*Collected data*
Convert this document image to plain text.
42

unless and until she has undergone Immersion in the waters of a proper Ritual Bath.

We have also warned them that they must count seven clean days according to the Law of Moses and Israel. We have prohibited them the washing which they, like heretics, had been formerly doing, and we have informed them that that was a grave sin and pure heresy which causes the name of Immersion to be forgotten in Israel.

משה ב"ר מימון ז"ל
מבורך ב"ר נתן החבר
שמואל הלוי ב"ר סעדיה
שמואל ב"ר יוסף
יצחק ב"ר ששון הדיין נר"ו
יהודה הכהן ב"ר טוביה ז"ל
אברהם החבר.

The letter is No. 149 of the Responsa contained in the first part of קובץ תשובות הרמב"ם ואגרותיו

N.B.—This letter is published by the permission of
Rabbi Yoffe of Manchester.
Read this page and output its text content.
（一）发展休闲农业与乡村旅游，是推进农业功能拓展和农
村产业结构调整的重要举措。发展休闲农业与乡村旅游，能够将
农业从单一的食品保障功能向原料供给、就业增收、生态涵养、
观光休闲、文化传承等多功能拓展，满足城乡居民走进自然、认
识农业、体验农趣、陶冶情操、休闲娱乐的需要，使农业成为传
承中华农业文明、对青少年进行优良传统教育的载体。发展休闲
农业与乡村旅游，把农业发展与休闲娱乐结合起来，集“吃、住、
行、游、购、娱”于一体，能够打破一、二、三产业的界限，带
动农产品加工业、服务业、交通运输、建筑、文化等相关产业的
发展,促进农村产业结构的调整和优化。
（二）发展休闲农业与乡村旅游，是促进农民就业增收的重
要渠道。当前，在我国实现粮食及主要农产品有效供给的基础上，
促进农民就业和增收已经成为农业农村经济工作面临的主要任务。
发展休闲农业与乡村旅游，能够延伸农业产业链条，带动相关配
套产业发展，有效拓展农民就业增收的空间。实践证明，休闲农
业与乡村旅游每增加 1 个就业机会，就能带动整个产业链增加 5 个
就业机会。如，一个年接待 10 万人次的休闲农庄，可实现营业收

*Stated problem*
Please extract exactly, and only, the lines from the line containing "Read this page and output its text content." through the last line of the records.

*Answer to the task*
Read this page and output its text content.
（一）发展休闲农业与乡村旅游，是推进农业功能拓展和农
村产业结构调整的重要举措。发展休闲农业与乡村旅游，能够将
农业从单一的食品保障功能向原料供给、就业增收、生态涵养、
观光休闲、文化传承等多功能拓展，满足城乡居民走进自然、认
识农业、体验农趣、陶冶情操、休闲娱乐的需要，使农业成为传
承中华农业文明、对青少年进行优良传统教育的载体。发展休闲
农业与乡村旅游，把农业发展与休闲娱乐结合起来，集“吃、住、
行、游、购、娱”于一体，能够打破一、二、三产业的界限，带
动农产品加工业、服务业、交通运输、建筑、文化等相关产业的
发展,促进农村产业结构的调整和优化。
（二）发展休闲农业与乡村旅游，是促进农民就业增收的重
要渠道。当前，在我国实现粮食及主要农产品有效供给的基础上，
促进农民就业和增收已经成为农业农村经济工作面临的主要任务。
发展休闲农业与乡村旅游，能够延伸农业产业链条，带动相关配
套产业发展，有效拓展农民就业增收的空间。实践证明，休闲农
业与乡村旅游每增加 1 个就业机会，就能带动整个产业链增加 5 个
就业机会。如，一个年接待 10 万人次的休闲农庄，可实现营业收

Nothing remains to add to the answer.